**Work required:**
Extract every line from the records below without changing a single character, and leave the pictures out.

Region boundary data
§
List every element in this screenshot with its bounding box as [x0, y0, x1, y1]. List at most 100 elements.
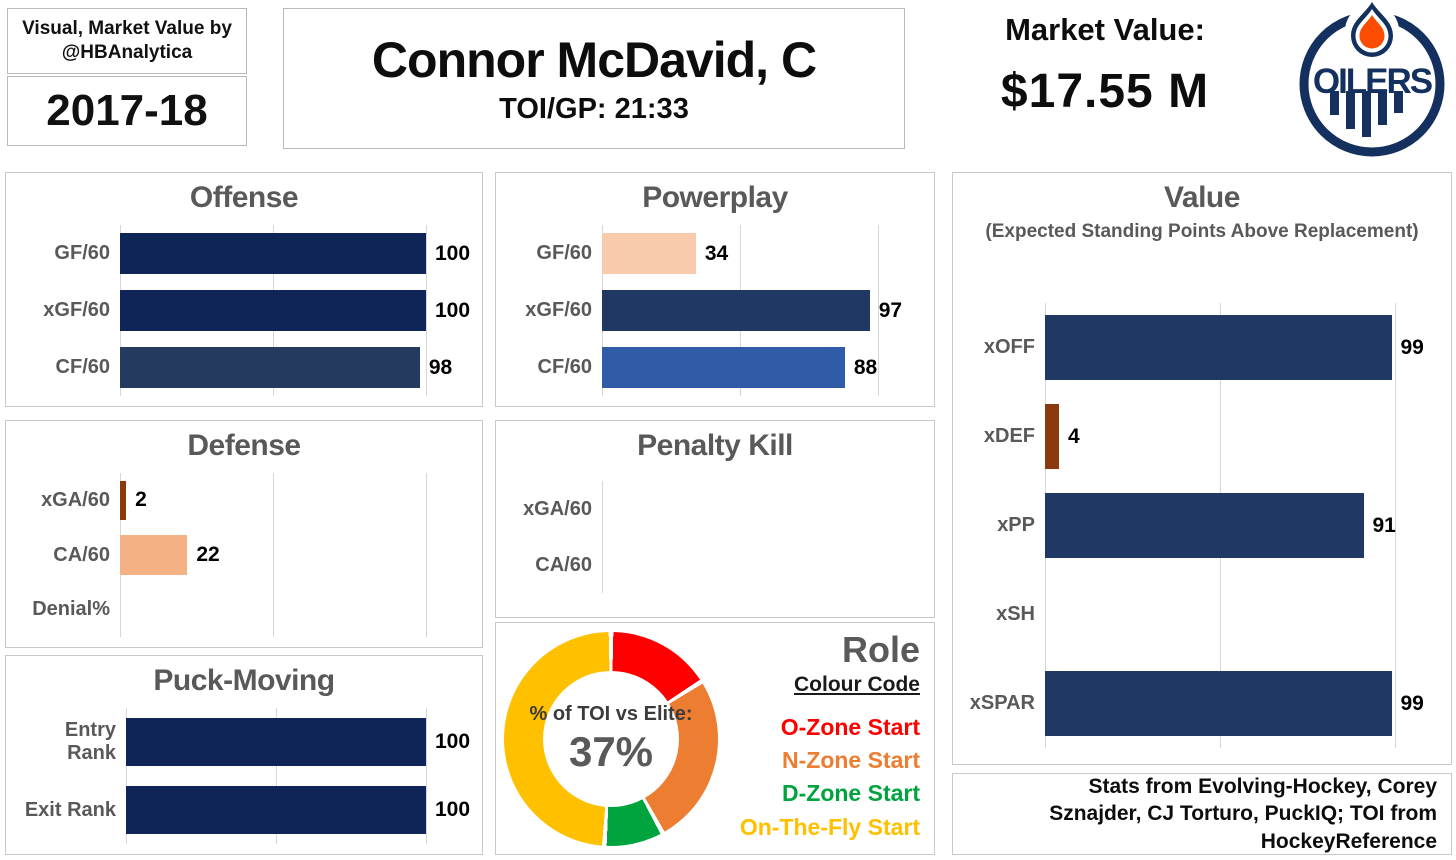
- penalty_kill-row-xGA/60: xGA/60: [506, 481, 926, 537]
- bar-track: 88: [602, 339, 878, 396]
- bar-track: 34: [602, 225, 878, 282]
- value-row-xSH: xSH: [963, 570, 1443, 659]
- credit-box: Visual, Market Value by @HBAnalytica: [7, 8, 247, 74]
- bar: [126, 785, 426, 835]
- market-value-block: Market Value: $17.55 M: [930, 12, 1280, 119]
- bar-value-label: 99: [1400, 691, 1424, 715]
- bar-value-label: 2: [135, 488, 147, 512]
- bar-track: 4: [1045, 392, 1395, 481]
- bar-value-label: 34: [704, 241, 729, 265]
- value-row-xSPAR: xSPAR 99: [963, 659, 1443, 748]
- offense-row-xGF/60: xGF/60 100: [16, 282, 474, 339]
- player-name-box: Connor McDavid, C TOI/GP: 21:33: [283, 8, 905, 149]
- grid-line: [272, 473, 274, 637]
- value-chart-title: Value: [1164, 181, 1240, 214]
- category-label: CA/60: [535, 553, 592, 576]
- category-label: xPP: [997, 514, 1035, 536]
- stats-credit-text: Stats from Evolving-Hockey, Corey Sznajd…: [1049, 775, 1437, 853]
- grid-line: [425, 473, 427, 637]
- bar-value-label: 22: [196, 543, 220, 566]
- penalty-kill-chart-body: xGA/60 CA/60: [506, 481, 926, 593]
- bar: [602, 232, 696, 274]
- defense-row-xGA/60: xGA/60 2: [16, 473, 474, 528]
- category-label: xDEF: [983, 425, 1035, 447]
- bar: [120, 232, 426, 274]
- role-donut-chart: % of TOI vs Elite: 37%: [504, 632, 718, 846]
- category-label: Exit Rank: [24, 798, 116, 821]
- bar: [120, 346, 420, 388]
- penalty-kill-chart-title: Penalty Kill: [637, 429, 793, 462]
- puck-moving-chart-body: Entry Rank 100 Exit Rank 100: [16, 708, 474, 844]
- bar: [1045, 493, 1364, 558]
- grid-line: [275, 708, 277, 844]
- bar-track: [602, 537, 878, 593]
- offense-row-CF/60: CF/60 98: [16, 339, 474, 396]
- category-label: xGA/60: [523, 497, 592, 520]
- grid-line: [425, 225, 427, 396]
- penalty_kill-row-CA/60: CA/60: [506, 537, 926, 593]
- season-box: 2017-18: [7, 76, 247, 146]
- defense-row-Denial%: Denial%: [16, 582, 474, 637]
- value-chart-body: xOFF 99 xDEF 4 xPP 91 xSH xSPAR 99: [963, 303, 1443, 748]
- value-row-xOFF: xOFF 99: [963, 303, 1443, 392]
- bar-track: 98: [120, 339, 452, 396]
- player-toi: TOI/GP: 21:33: [499, 93, 689, 125]
- puck_moving-gridlines: [125, 708, 427, 844]
- stats-credit-box: Stats from Evolving-Hockey, Corey Sznajd…: [952, 773, 1452, 855]
- bar-value-label: 91: [1372, 513, 1396, 537]
- penalty_kill-gridlines: [601, 481, 878, 593]
- value-chart-subtitle: (Expected Standing Points Above Replacem…: [985, 221, 1419, 242]
- market-value-amount: $17.55 M: [1000, 65, 1210, 118]
- bar: [126, 717, 426, 767]
- category-label: xGF/60: [525, 299, 592, 321]
- bar-value-label: 88: [853, 355, 878, 379]
- role-header: Role Colour Code: [720, 629, 920, 697]
- penalty-kill-chart-panel: Penalty Kill xGA/60 CA/60: [495, 420, 935, 618]
- bar: [120, 480, 127, 520]
- bar-value-label: 97: [878, 298, 903, 322]
- bar-track: [1045, 570, 1395, 659]
- bar-value-label: 100: [435, 298, 471, 322]
- grid-line: [1394, 303, 1396, 748]
- role-legend: O-Zone Start N-Zone Start D-Zone Start On-T…: [660, 711, 920, 844]
- powerplay-chart-title: Powerplay: [642, 181, 788, 214]
- defense-row-CA/60: CA/60 22: [16, 528, 474, 583]
- bar: [602, 289, 870, 331]
- oilers-logo-svg: OILERS: [1299, 2, 1445, 157]
- offense-chart-title: Offense: [189, 181, 299, 214]
- grid-line: [877, 225, 879, 396]
- puck_moving-row-Exit Rank: Exit Rank 100: [16, 776, 474, 844]
- bar: [1045, 404, 1059, 469]
- offense-chart-panel: Offense GF/60 100 xGF/60 100 CF/60 98: [5, 172, 483, 407]
- category-label: GF/60: [54, 242, 110, 264]
- category-label: xOFF: [983, 336, 1035, 358]
- bar-track: 100: [126, 708, 470, 776]
- bar: [602, 346, 845, 388]
- grid-line: [425, 708, 427, 844]
- bar-track: [602, 481, 878, 537]
- puck_moving-row-Entry Rank: Entry Rank 100: [16, 708, 474, 776]
- oilers-logo: OILERS: [1294, 1, 1450, 157]
- bar-value-label: 100: [435, 730, 471, 753]
- colour-code-label: Colour Code: [794, 673, 920, 696]
- category-label: xSPAR: [969, 692, 1035, 714]
- powerplay-row-GF/60: GF/60 34: [506, 225, 926, 282]
- bar-track: 99: [1045, 659, 1424, 748]
- bar-track: 100: [120, 225, 470, 282]
- category-label: xGF/60: [43, 299, 110, 321]
- bar: [120, 535, 188, 575]
- bar-track: 97: [602, 282, 902, 339]
- defense-chart-title: Defense: [187, 429, 301, 462]
- bar-track: 91: [1045, 481, 1396, 570]
- powerplay-row-CF/60: CF/60 88: [506, 339, 926, 396]
- player-name: Connor McDavid, C: [371, 32, 817, 88]
- value-row-xPP: xPP 91: [963, 481, 1443, 570]
- puck-moving-chart-title: Puck-Moving: [153, 664, 335, 697]
- offense-chart-body: GF/60 100 xGF/60 100 CF/60 98: [16, 225, 474, 396]
- bar: [120, 289, 426, 331]
- grid-line: [601, 481, 603, 593]
- role-panel: % of TOI vs Elite: 37% Role Colour Code …: [495, 622, 935, 855]
- bar-track: 2: [120, 473, 426, 528]
- powerplay-row-xGF/60: xGF/60 97: [506, 282, 926, 339]
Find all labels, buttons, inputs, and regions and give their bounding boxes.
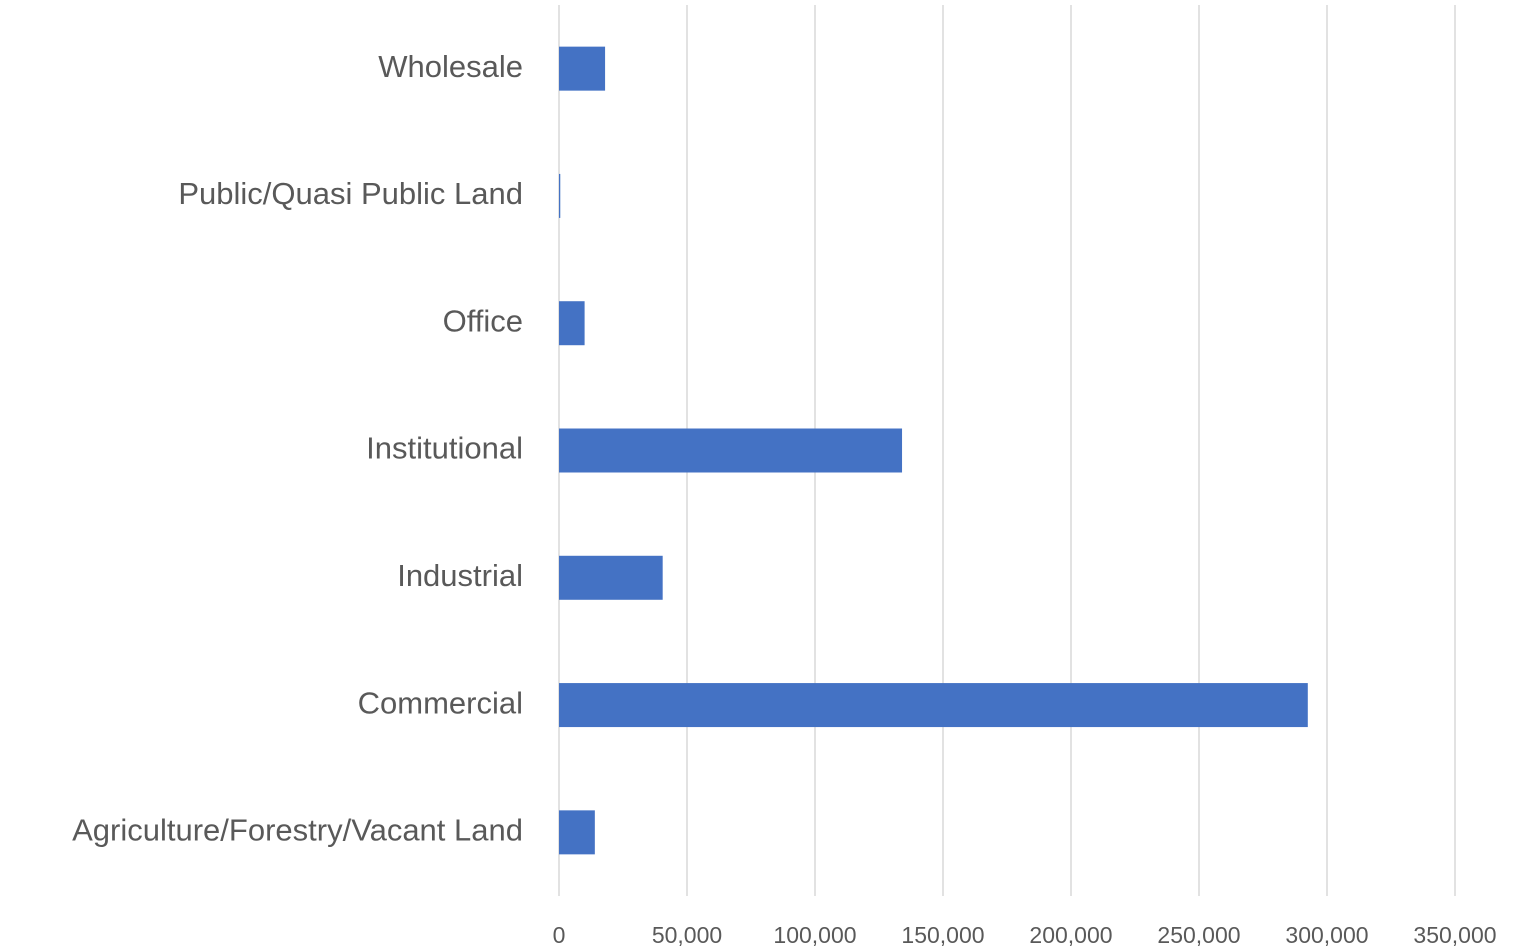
bar xyxy=(559,810,595,855)
x-tick-label: 300,000 xyxy=(1285,922,1368,948)
y-tick-label: Public/Quasi Public Land xyxy=(178,176,523,211)
bar xyxy=(559,301,585,346)
x-tick-label: 250,000 xyxy=(1157,922,1240,948)
x-tick-label: 0 xyxy=(553,922,566,948)
y-tick-label: Agriculture/Forestry/Vacant Land xyxy=(72,813,523,848)
y-tick-label: Commercial xyxy=(358,685,523,720)
y-tick-label: Office xyxy=(443,303,523,338)
y-tick-label: Wholesale xyxy=(378,49,523,84)
bar xyxy=(559,46,606,91)
y-tick-label: Institutional xyxy=(366,431,523,466)
x-tick-label: 350,000 xyxy=(1413,922,1496,948)
bar xyxy=(559,683,1308,728)
y-tick-label: Industrial xyxy=(397,558,523,593)
bar xyxy=(559,173,561,218)
x-tick-label: 150,000 xyxy=(901,922,984,948)
bar xyxy=(559,555,663,600)
bar xyxy=(559,428,903,473)
x-tick-label: 100,000 xyxy=(773,922,856,948)
x-tick-label: 200,000 xyxy=(1029,922,1112,948)
x-tick-label: 50,000 xyxy=(652,922,722,948)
§
**Reply to the exercise:**
List every element in this screenshot with its bounding box as [x0, y0, x1, y1]. List at most 100 elements.
- penalty_kill-row-xGA/60: xGA/60: [506, 481, 926, 537]
- bar-track: 88: [602, 339, 878, 396]
- bar-track: 34: [602, 225, 878, 282]
- value-row-xSH: xSH: [963, 570, 1443, 659]
- credit-box: Visual, Market Value by @HBAnalytica: [7, 8, 247, 74]
- bar: [126, 785, 426, 835]
- market-value-block: Market Value: $17.55 M: [930, 12, 1280, 119]
- bar-value-label: 99: [1400, 691, 1424, 715]
- bar-value-label: 2: [135, 488, 147, 512]
- bar-track: 4: [1045, 392, 1395, 481]
- bar-value-label: 34: [704, 241, 729, 265]
- value-row-xSPAR: xSPAR 99: [963, 659, 1443, 748]
- offense-row-xGF/60: xGF/60 100: [16, 282, 474, 339]
- player-name-box: Connor McDavid, C TOI/GP: 21:33: [283, 8, 905, 149]
- grid-line: [272, 473, 274, 637]
- value-chart-title: Value: [1164, 181, 1240, 214]
- category-label: CA/60: [535, 553, 592, 576]
- category-label: xPP: [997, 514, 1035, 536]
- stats-credit-text: Stats from Evolving-Hockey, Corey Sznajd…: [1049, 775, 1437, 853]
- grid-line: [425, 473, 427, 637]
- bar-value-label: 22: [196, 543, 220, 566]
- penalty-kill-chart-body: xGA/60 CA/60: [506, 481, 926, 593]
- bar: [602, 232, 696, 274]
- defense-row-xGA/60: xGA/60 2: [16, 473, 474, 528]
- category-label: xDEF: [983, 425, 1035, 447]
- bar: [120, 232, 426, 274]
- role-donut-chart: % of TOI vs Elite: 37%: [504, 632, 718, 846]
- category-label: Exit Rank: [24, 798, 116, 821]
- bar: [120, 346, 420, 388]
- penalty-kill-chart-title: Penalty Kill: [637, 429, 793, 462]
- puck-moving-chart-body: Entry Rank 100 Exit Rank 100: [16, 708, 474, 844]
- bar: [1045, 493, 1364, 558]
- grid-line: [275, 708, 277, 844]
- bar-track: [602, 537, 878, 593]
- offense-row-CF/60: CF/60 98: [16, 339, 474, 396]
- category-label: xGA/60: [523, 497, 592, 520]
- grid-line: [425, 225, 427, 396]
- penalty_kill-row-CA/60: CA/60: [506, 537, 926, 593]
- season-box: 2017-18: [7, 76, 247, 146]
- defense-row-Denial%: Denial%: [16, 582, 474, 637]
- value-chart-body: xOFF 99 xDEF 4 xPP 91 xSH xSPAR 99: [963, 303, 1443, 748]
- value-row-xOFF: xOFF 99: [963, 303, 1443, 392]
- bar-track: 98: [120, 339, 452, 396]
- player-toi: TOI/GP: 21:33: [499, 93, 689, 125]
- puck_moving-gridlines: [125, 708, 427, 844]
- stats-credit-box: Stats from Evolving-Hockey, Corey Sznajd…: [952, 773, 1452, 855]
- bar-value-label: 91: [1372, 513, 1396, 537]
- penalty_kill-gridlines: [601, 481, 878, 593]
- value-chart-subtitle: (Expected Standing Points Above Replacem…: [985, 221, 1419, 242]
- market-value-amount: $17.55 M: [1000, 65, 1210, 118]
- bar: [126, 717, 426, 767]
- category-label: xGF/60: [525, 299, 592, 321]
- bar-value-label: 88: [853, 355, 878, 379]
- role-header: Role Colour Code: [720, 629, 920, 697]
- penalty-kill-chart-panel: Penalty Kill xGA/60 CA/60: [495, 420, 935, 618]
- bar: [120, 480, 127, 520]
- bar-value-label: 97: [878, 298, 903, 322]
- bar-track: [1045, 570, 1395, 659]
- bar-value-label: 100: [435, 298, 471, 322]
- grid-line: [1394, 303, 1396, 748]
- role-legend: O-Zone Start N-Zone Start D-Zone Start On-T…: [660, 711, 920, 844]
- powerplay-chart-title: Powerplay: [642, 181, 788, 214]
- defense-row-CA/60: CA/60 22: [16, 528, 474, 583]
- bar: [602, 289, 870, 331]
- oilers-logo-svg: OILERS: [1299, 2, 1445, 157]
- offense-chart-title: Offense: [189, 181, 299, 214]
- grid-line: [877, 225, 879, 396]
- puck_moving-row-Exit Rank: Exit Rank 100: [16, 776, 474, 844]
- bar: [1045, 404, 1059, 469]
- offense-chart-panel: Offense GF/60 100 xGF/60 100 CF/60 98: [5, 172, 483, 407]
- category-label: GF/60: [54, 242, 110, 264]
- category-label: xOFF: [983, 336, 1035, 358]
- bar-track: 100: [126, 708, 470, 776]
- bar: [602, 346, 845, 388]
- grid-line: [425, 708, 427, 844]
- bar-track: [602, 481, 878, 537]
- puck_moving-row-Entry Rank: Entry Rank 100: [16, 708, 474, 776]
- oilers-logo: OILERS: [1294, 1, 1450, 157]
- bar-value-label: 100: [435, 730, 471, 753]
- colour-code-label: Colour Code: [794, 673, 920, 696]
- category-label: xSPAR: [969, 692, 1035, 714]
- powerplay-row-GF/60: GF/60 34: [506, 225, 926, 282]
- bar-track: 99: [1045, 659, 1424, 748]
- bar-track: 100: [120, 225, 470, 282]
- category-label: xGF/60: [43, 299, 110, 321]
- bar: [120, 535, 188, 575]
- bar-track: 97: [602, 282, 902, 339]
- defense-chart-title: Defense: [187, 429, 301, 462]
- bar-track: 91: [1045, 481, 1396, 570]
- powerplay-row-CF/60: CF/60 88: [506, 339, 926, 396]
- player-name: Connor McDavid, C: [371, 32, 817, 88]
- value-row-xPP: xPP 91: [963, 481, 1443, 570]
- puck-moving-chart-title: Puck-Moving: [153, 664, 335, 697]
- offense-chart-body: GF/60 100 xGF/60 100 CF/60 98: [16, 225, 474, 396]
- bar: [120, 289, 426, 331]
- grid-line: [601, 481, 603, 593]
- role-panel: % of TOI vs Elite: 37% Role Colour Code …: [495, 622, 935, 855]
- bar-track: 2: [120, 473, 426, 528]
- powerplay-row-xGF/60: xGF/60 97: [506, 282, 926, 339]
Find all labels, buttons, inputs, and regions and give their bounding boxes.
bar xyxy=(559,810,595,855)
x-tick-label: 300,000 xyxy=(1285,922,1368,948)
y-tick-label: Public/Quasi Public Land xyxy=(178,176,523,211)
bar xyxy=(559,301,585,346)
x-tick-label: 250,000 xyxy=(1157,922,1240,948)
x-tick-label: 0 xyxy=(553,922,566,948)
y-tick-label: Agriculture/Forestry/Vacant Land xyxy=(72,813,523,848)
y-tick-label: Commercial xyxy=(358,685,523,720)
y-tick-label: Office xyxy=(443,303,523,338)
y-tick-label: Wholesale xyxy=(378,49,523,84)
bar xyxy=(559,46,606,91)
y-tick-label: Institutional xyxy=(366,431,523,466)
x-tick-label: 350,000 xyxy=(1413,922,1496,948)
bar xyxy=(559,683,1308,728)
y-tick-label: Industrial xyxy=(397,558,523,593)
bar xyxy=(559,173,561,218)
x-tick-label: 150,000 xyxy=(901,922,984,948)
bar xyxy=(559,555,663,600)
bar xyxy=(559,428,903,473)
x-tick-label: 100,000 xyxy=(773,922,856,948)
x-tick-label: 200,000 xyxy=(1029,922,1112,948)
x-tick-label: 50,000 xyxy=(652,922,722,948)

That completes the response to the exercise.